- WHAT YOU ARE ASKED TO DO: Copy the data below exactly.

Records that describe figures
****************
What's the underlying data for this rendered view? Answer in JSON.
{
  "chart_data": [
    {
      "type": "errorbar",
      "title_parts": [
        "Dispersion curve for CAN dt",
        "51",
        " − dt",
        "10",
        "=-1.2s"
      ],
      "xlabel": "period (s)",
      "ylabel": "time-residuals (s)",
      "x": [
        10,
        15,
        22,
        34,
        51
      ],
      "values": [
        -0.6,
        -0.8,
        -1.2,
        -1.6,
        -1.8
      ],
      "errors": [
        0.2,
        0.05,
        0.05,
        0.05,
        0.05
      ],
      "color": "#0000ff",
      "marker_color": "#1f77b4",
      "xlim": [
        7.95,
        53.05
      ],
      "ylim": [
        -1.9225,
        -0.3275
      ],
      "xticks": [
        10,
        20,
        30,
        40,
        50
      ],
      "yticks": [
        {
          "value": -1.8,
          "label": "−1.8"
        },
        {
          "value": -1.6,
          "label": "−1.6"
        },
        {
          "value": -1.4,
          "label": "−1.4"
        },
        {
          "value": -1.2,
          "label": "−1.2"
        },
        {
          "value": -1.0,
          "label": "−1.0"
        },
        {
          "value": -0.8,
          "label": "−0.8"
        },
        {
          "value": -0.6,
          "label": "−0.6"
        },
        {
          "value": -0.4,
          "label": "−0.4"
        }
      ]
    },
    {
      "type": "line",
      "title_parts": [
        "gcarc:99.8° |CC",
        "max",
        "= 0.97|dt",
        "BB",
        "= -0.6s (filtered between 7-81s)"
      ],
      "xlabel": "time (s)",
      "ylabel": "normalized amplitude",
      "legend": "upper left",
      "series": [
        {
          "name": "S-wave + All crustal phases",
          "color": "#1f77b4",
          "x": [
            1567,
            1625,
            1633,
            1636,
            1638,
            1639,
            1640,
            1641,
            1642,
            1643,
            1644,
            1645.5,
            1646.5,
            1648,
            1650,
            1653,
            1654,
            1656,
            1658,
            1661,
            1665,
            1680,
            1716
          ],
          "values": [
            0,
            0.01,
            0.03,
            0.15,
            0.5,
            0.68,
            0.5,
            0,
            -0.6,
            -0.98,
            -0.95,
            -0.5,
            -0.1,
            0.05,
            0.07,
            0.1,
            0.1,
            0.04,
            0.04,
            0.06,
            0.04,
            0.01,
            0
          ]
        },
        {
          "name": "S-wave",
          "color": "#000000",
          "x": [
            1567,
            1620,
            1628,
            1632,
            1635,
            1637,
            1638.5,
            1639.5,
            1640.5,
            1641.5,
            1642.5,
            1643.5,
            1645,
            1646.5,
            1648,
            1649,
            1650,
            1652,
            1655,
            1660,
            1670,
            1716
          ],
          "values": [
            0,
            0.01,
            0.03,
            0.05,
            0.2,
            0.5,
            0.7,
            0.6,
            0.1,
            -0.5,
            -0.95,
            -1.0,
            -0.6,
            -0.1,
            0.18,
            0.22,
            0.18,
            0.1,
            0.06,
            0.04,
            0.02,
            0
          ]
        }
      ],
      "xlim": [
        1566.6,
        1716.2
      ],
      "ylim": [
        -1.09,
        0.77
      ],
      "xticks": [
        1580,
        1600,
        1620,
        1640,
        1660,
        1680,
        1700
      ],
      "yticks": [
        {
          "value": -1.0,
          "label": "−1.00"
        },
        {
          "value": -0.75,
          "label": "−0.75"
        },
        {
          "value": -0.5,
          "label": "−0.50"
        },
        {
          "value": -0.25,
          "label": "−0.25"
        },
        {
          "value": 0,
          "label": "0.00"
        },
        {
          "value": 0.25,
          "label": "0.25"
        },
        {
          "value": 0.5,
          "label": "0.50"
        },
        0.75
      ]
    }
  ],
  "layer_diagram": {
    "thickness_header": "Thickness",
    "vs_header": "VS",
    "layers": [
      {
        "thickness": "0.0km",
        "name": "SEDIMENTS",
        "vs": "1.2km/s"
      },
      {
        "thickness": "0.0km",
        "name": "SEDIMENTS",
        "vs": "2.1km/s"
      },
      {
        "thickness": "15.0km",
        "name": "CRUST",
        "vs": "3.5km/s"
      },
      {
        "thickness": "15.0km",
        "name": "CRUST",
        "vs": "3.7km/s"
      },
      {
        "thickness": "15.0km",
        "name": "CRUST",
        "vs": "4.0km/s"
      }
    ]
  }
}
****************
- TASK RESULT:
What's the underlying data for this rendered view? Answer in JSON.
{
  "chart_data": [
    {
      "type": "errorbar",
      "title_parts": [
        "Dispersion curve for CAN dt",
        "51",
        " − dt",
        "10",
        "=-1.2s"
      ],
      "xlabel": "period (s)",
      "ylabel": "time-residuals (s)",
      "x": [
        10,
        15,
        22,
        34,
        51
      ],
      "values": [
        -0.6,
        -0.8,
        -1.2,
        -1.6,
        -1.8
      ],
      "errors": [
        0.2,
        0.05,
        0.05,
        0.05,
        0.05
      ],
      "color": "#0000ff",
      "marker_color": "#1f77b4",
      "xlim": [
        7.95,
        53.05
      ],
      "ylim": [
        -1.9225,
        -0.3275
      ],
      "xticks": [
        10,
        20,
        30,
        40,
        50
      ],
      "yticks": [
        {
          "value": -1.8,
          "label": "−1.8"
        },
        {
          "value": -1.6,
          "label": "−1.6"
        },
        {
          "value": -1.4,
          "label": "−1.4"
        },
        {
          "value": -1.2,
          "label": "−1.2"
        },
        {
          "value": -1.0,
          "label": "−1.0"
        },
        {
          "value": -0.8,
          "label": "−0.8"
        },
        {
          "value": -0.6,
          "label": "−0.6"
        },
        {
          "value": -0.4,
          "label": "−0.4"
        }
      ]
    },
    {
      "type": "line",
      "title_parts": [
        "gcarc:99.8° |CC",
        "max",
        "= 0.97|dt",
        "BB",
        "= -0.6s (filtered between 7-81s)"
      ],
      "xlabel": "time (s)",
      "ylabel": "normalized amplitude",
      "legend": "upper left",
      "series": [
        {
          "name": "S-wave + All crustal phases",
          "color": "#1f77b4",
          "x": [
            1567,
            1625,
            1633,
            1636,
            1638,
            1639,
            1640,
            1641,
            1642,
            1643,
            1644,
            1645.5,
            1646.5,
            1648,
            1650,
            1653,
            1654,
            1656,
            1658,
            1661,
            1665,
            1680,
            1716
          ],
          "values": [
            0,
            0.01,
            0.03,
            0.15,
            0.5,
            0.68,
            0.5,
            0,
            -0.6,
            -0.98,
            -0.95,
            -0.5,
            -0.1,
            0.05,
            0.07,
            0.1,
            0.1,
            0.04,
            0.04,
            0.06,
            0.04,
            0.01,
            0
          ]
        },
        {
          "name": "S-wave",
          "color": "#000000",
          "x": [
            1567,
            1620,
            1628,
            1632,
            1635,
            1637,
            1638.5,
            1639.5,
            1640.5,
            1641.5,
            1642.5,
            1643.5,
            1645,
            1646.5,
            1648,
            1649,
            1650,
            1652,
            1655,
            1660,
            1670,
            1716
          ],
          "values": [
            0,
            0.01,
            0.03,
            0.05,
            0.2,
            0.5,
            0.7,
            0.6,
            0.1,
            -0.5,
            -0.95,
            -1.0,
            -0.6,
            -0.1,
            0.18,
            0.22,
            0.18,
            0.1,
            0.06,
            0.04,
            0.02,
            0
          ]
        }
      ],
      "xlim": [
        1566.6,
        1716.2
      ],
      "ylim": [
        -1.09,
        0.77
      ],
      "xticks": [
        1580,
        1600,
        1620,
        1640,
        1660,
        1680,
        1700
      ],
      "yticks": [
        {
          "value": -1.0,
          "label": "−1.00"
        },
        {
          "value": -0.75,
          "label": "−0.75"
        },
        {
          "value": -0.5,
          "label": "−0.50"
        },
        {
          "value": -0.25,
          "label": "−0.25"
        },
        {
          "value": 0,
          "label": "0.00"
        },
        {
          "value": 0.25,
          "label": "0.25"
        },
        {
          "value": 0.5,
          "label": "0.50"
        },
        0.75
      ]
    }
  ],
  "layer_diagram": {
    "thickness_header": "Thickness",
    "vs_header": "VS",
    "layers": [
      {
        "thickness": "0.0km",
        "name": "SEDIMENTS",
        "vs": "1.2km/s"
      },
      {
        "thickness": "0.0km",
        "name": "SEDIMENTS",
        "vs": "2.1km/s"
      },
      {
        "thickness": "15.0km",
        "name": "CRUST",
        "vs": "3.5km/s"
      },
      {
        "thickness": "15.0km",
        "name": "CRUST",
        "vs": "3.7km/s"
      },
      {
        "thickness": "15.0km",
        "name": "CRUST",
        "vs": "4.0km/s"
      }
    ]
  }
}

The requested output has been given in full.